Begin LISTED RECORDS

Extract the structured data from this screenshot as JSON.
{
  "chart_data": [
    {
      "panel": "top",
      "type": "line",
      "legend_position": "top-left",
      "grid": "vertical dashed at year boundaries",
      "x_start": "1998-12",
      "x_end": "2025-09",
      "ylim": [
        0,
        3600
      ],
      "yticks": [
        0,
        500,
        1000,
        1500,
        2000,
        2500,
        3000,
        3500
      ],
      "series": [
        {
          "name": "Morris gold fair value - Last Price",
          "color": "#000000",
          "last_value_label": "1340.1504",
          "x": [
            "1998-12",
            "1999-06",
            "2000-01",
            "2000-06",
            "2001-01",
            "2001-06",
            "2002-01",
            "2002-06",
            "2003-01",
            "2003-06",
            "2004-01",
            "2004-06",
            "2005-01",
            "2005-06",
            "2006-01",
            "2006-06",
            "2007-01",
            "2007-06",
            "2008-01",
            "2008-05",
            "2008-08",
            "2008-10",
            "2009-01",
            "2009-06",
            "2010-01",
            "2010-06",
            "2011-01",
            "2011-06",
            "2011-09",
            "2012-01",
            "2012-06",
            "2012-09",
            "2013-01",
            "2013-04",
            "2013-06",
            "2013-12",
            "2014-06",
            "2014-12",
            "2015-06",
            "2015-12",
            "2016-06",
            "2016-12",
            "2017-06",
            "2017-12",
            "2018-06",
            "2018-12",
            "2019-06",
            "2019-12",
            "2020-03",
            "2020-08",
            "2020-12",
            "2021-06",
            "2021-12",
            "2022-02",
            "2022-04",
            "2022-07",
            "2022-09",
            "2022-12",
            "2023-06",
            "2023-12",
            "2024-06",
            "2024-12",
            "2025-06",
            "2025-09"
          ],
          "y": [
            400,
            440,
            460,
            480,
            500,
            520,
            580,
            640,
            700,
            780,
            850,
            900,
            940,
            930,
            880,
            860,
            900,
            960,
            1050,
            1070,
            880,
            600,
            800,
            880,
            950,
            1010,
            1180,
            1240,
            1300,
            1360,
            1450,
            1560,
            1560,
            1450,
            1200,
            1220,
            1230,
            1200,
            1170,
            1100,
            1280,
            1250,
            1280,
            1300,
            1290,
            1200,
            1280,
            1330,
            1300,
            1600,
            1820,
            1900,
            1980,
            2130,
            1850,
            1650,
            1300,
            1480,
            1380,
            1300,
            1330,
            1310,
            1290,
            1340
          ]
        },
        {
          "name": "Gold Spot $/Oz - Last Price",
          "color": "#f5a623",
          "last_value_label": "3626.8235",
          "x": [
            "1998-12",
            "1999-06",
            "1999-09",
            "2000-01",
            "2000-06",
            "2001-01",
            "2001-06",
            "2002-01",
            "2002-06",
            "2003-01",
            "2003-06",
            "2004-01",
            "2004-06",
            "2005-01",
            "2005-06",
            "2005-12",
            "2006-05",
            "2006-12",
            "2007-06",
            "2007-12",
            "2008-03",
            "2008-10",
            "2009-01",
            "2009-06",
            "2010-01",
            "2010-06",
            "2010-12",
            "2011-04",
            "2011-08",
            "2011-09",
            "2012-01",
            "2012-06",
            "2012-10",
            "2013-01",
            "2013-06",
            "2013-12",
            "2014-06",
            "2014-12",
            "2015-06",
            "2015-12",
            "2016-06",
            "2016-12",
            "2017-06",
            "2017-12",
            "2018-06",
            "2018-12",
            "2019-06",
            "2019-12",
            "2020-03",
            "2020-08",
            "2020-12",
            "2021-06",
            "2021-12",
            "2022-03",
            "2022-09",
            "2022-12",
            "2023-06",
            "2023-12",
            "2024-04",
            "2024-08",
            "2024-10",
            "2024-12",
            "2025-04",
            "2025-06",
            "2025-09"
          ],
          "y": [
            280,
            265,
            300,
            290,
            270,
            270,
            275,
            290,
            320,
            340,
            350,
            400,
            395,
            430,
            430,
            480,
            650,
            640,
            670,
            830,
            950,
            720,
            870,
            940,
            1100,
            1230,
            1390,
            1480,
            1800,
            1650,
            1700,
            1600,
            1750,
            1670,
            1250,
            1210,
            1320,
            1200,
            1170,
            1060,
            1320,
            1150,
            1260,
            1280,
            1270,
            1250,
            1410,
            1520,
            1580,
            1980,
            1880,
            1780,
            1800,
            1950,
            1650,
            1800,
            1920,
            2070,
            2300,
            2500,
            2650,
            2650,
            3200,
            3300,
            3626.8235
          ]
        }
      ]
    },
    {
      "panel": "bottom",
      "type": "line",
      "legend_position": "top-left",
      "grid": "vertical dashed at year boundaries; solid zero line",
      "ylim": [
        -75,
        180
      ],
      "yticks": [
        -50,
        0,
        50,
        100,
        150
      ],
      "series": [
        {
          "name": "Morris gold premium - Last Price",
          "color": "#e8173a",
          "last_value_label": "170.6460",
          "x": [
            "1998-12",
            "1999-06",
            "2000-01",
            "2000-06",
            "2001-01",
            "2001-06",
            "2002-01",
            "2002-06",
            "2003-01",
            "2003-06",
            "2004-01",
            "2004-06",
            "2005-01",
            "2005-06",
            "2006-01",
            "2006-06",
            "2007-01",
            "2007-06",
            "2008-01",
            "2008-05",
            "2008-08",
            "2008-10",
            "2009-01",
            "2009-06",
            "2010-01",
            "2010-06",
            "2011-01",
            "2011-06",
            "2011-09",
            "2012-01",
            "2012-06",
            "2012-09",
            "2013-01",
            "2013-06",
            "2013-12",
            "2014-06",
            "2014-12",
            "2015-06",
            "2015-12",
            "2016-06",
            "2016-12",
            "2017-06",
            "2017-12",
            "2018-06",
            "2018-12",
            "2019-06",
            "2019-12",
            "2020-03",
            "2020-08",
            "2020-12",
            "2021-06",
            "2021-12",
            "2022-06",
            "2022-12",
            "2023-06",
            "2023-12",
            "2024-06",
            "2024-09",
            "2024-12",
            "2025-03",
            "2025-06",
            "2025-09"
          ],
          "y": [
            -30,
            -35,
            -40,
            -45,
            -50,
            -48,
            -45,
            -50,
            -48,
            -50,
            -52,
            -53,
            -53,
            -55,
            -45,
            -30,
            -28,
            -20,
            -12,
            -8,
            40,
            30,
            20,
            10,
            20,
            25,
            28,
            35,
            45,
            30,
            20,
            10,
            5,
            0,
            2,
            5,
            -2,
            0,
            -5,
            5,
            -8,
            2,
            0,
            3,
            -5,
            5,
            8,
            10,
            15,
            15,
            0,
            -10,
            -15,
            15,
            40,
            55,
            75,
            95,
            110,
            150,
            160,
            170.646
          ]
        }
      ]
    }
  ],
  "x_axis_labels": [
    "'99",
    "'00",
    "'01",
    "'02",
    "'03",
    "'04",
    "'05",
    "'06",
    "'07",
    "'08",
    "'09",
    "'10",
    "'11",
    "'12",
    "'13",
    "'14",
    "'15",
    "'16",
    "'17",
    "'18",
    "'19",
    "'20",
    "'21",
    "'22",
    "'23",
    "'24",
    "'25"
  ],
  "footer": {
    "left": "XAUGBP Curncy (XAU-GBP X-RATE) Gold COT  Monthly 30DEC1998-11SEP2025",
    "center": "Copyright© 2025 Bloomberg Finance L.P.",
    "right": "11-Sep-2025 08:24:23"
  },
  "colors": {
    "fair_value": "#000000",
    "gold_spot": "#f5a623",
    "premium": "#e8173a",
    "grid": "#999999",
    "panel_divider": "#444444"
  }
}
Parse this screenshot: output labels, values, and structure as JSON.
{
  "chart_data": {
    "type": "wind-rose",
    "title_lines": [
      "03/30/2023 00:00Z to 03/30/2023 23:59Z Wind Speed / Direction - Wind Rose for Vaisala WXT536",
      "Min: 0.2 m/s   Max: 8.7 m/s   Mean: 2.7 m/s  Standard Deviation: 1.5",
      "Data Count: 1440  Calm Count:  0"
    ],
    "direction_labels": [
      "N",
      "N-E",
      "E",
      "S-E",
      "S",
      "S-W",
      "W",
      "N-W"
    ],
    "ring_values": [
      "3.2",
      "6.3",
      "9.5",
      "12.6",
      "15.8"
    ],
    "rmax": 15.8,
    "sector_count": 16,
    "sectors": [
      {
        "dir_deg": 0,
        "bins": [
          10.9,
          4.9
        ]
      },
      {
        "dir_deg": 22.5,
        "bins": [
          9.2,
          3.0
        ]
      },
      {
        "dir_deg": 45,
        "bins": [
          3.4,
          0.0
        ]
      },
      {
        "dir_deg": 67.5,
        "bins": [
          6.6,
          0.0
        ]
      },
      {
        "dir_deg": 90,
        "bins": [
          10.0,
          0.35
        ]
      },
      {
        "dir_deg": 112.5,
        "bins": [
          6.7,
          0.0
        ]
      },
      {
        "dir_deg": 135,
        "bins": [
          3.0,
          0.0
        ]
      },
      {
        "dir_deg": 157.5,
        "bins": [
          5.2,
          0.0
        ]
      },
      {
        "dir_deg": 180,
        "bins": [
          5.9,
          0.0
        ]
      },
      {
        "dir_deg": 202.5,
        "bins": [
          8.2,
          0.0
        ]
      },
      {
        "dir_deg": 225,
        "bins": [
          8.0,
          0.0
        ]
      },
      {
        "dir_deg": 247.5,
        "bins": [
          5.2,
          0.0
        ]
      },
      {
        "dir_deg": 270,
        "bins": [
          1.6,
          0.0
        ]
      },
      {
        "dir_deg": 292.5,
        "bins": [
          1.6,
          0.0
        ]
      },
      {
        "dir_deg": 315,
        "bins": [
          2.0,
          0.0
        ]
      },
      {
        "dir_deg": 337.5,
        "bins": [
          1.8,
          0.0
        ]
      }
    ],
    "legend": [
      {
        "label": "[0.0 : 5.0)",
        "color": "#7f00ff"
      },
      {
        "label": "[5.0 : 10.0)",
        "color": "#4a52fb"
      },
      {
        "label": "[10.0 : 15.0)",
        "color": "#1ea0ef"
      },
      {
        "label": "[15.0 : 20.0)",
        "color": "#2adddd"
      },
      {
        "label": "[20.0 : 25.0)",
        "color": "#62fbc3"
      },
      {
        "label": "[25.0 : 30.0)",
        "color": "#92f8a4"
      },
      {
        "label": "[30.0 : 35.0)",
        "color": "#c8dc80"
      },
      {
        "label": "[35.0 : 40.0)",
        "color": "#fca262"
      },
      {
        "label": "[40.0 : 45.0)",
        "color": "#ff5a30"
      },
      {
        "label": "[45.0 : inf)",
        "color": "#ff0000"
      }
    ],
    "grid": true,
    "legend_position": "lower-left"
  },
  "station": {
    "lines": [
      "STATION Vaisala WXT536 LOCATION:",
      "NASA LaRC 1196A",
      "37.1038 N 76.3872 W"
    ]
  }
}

End LISTED RECORDS

[GIVEN INSTRUCTION]
Using the listing above, return all lines where the word "JSON" occurs.

[OUTPUT FOR THIS TASK]
Extract the structured data from this screenshot as JSON.
Parse this screenshot: output labels, values, and structure as JSON.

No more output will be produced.